(Dataset records)
____

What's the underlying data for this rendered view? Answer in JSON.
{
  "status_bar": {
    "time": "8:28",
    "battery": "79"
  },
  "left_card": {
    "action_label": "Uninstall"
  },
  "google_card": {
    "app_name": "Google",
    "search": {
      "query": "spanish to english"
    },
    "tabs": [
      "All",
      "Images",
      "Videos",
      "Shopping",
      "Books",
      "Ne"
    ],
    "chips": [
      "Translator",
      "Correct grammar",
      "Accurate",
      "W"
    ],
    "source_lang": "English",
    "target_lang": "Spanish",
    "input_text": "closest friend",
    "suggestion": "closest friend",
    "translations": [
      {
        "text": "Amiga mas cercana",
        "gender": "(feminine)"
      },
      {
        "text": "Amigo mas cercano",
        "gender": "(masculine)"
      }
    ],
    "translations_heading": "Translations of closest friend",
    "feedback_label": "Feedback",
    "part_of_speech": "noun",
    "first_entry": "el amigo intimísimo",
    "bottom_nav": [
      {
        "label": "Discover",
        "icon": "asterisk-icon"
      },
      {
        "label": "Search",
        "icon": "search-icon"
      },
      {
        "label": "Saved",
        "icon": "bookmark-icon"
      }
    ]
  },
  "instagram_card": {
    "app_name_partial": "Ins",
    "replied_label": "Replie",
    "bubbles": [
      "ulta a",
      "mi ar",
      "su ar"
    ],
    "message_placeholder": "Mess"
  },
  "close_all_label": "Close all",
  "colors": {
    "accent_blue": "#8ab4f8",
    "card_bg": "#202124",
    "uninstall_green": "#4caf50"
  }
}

____

• _Objective_:
All records above must be set down exactly, please.

• _Result_:
What's the underlying data for this rendered view? Answer in JSON.
{
  "status_bar": {
    "time": "8:28",
    "battery": "79"
  },
  "left_card": {
    "action_label": "Uninstall"
  },
  "google_card": {
    "app_name": "Google",
    "search": {
      "query": "spanish to english"
    },
    "tabs": [
      "All",
      "Images",
      "Videos",
      "Shopping",
      "Books",
      "Ne"
    ],
    "chips": [
      "Translator",
      "Correct grammar",
      "Accurate",
      "W"
    ],
    "source_lang": "English",
    "target_lang": "Spanish",
    "input_text": "closest friend",
    "suggestion": "closest friend",
    "translations": [
      {
        "text": "Amiga mas cercana",
        "gender": "(feminine)"
      },
      {
        "text": "Amigo mas cercano",
        "gender": "(masculine)"
      }
    ],
    "translations_heading": "Translations of closest friend",
    "feedback_label": "Feedback",
    "part_of_speech": "noun",
    "first_entry": "el amigo intimísimo",
    "bottom_nav": [
      {
        "label": "Discover",
        "icon": "asterisk-icon"
      },
      {
        "label": "Search",
        "icon": "search-icon"
      },
      {
        "label": "Saved",
        "icon": "bookmark-icon"
      }
    ]
  },
  "instagram_card": {
    "app_name_partial": "Ins",
    "replied_label": "Replie",
    "bubbles": [
      "ulta a",
      "mi ar",
      "su ar"
    ],
    "message_placeholder": "Mess"
  },
  "close_all_label": "Close all",
  "colors": {
    "accent_blue": "#8ab4f8",
    "card_bg": "#202124",
    "uninstall_green": "#4caf50"
  }
}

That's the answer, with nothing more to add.